Data items
* begin *
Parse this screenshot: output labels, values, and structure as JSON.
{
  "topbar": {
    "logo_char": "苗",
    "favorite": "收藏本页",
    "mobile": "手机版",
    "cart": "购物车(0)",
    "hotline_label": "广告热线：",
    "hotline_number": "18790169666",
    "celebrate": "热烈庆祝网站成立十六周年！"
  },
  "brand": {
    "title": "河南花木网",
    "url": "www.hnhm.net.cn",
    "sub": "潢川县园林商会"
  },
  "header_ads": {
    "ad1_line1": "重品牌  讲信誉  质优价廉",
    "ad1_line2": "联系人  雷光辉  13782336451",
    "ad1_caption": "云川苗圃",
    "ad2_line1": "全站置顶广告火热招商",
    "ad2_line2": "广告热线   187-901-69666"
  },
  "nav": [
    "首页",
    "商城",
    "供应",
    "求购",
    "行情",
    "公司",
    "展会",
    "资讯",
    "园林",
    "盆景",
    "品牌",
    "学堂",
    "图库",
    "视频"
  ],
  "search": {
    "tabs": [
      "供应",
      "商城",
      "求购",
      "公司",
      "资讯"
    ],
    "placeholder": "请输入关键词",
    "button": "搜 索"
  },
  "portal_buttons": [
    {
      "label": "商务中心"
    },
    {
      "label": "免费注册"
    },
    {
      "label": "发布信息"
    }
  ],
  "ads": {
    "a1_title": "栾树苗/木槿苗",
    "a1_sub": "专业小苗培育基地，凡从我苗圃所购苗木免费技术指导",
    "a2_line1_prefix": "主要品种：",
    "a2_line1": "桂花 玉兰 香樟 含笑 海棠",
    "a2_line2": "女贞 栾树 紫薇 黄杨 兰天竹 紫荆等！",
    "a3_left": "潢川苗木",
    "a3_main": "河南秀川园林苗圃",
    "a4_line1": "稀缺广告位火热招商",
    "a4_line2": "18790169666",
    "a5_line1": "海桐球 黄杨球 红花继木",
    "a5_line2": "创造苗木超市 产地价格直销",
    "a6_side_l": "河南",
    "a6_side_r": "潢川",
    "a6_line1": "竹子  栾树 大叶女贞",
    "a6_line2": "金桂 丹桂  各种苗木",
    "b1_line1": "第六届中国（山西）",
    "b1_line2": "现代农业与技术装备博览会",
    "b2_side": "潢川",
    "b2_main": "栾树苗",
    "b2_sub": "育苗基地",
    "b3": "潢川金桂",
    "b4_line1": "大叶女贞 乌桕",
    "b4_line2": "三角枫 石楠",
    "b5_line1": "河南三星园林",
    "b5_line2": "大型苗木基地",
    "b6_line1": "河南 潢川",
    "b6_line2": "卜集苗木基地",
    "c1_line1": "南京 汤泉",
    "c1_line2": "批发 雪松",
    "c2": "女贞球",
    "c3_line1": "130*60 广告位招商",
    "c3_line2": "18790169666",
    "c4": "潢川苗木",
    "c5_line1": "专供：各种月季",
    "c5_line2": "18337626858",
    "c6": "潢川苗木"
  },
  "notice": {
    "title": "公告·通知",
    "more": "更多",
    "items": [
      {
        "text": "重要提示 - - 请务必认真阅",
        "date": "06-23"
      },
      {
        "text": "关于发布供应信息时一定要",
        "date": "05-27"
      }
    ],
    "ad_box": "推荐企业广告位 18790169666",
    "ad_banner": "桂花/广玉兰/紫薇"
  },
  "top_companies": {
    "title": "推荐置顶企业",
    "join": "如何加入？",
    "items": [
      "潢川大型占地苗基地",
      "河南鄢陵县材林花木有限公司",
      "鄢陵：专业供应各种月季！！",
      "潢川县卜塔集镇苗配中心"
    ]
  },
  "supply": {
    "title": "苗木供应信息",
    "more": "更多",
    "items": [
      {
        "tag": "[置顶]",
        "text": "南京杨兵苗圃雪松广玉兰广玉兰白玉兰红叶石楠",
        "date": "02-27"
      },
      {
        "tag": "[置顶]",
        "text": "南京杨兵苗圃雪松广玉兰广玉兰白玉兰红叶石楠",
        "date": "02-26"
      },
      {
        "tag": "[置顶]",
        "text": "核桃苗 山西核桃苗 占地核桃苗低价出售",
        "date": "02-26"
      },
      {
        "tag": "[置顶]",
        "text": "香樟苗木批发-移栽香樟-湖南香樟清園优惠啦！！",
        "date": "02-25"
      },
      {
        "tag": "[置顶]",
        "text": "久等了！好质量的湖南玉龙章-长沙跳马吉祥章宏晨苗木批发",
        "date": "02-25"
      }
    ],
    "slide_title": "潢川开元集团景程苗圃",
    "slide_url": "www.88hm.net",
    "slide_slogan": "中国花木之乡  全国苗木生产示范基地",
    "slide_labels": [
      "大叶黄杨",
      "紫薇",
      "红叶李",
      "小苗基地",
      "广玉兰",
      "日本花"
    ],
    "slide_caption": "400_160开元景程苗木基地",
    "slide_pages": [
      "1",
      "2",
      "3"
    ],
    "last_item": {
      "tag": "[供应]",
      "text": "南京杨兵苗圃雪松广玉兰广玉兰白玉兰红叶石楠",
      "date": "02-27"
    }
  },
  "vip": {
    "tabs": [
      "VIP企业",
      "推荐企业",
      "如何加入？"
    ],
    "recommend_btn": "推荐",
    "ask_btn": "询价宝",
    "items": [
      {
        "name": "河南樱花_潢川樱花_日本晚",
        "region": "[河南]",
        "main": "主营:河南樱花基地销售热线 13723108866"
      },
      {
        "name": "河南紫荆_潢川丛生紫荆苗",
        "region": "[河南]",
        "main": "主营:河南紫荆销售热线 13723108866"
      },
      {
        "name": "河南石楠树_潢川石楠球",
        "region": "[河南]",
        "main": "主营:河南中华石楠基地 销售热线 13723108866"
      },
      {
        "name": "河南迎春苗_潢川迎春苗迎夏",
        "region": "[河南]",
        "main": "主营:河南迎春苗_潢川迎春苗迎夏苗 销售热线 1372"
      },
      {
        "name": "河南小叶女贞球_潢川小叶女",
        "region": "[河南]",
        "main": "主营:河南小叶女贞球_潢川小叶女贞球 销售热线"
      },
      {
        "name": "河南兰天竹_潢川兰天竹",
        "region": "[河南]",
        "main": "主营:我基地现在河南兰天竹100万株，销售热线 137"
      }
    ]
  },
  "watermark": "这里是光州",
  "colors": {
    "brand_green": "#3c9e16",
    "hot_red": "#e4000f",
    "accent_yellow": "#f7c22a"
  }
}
* end *
Report how many lines above hold the string "name", giving nothing but the number.

### Result of this exercise
6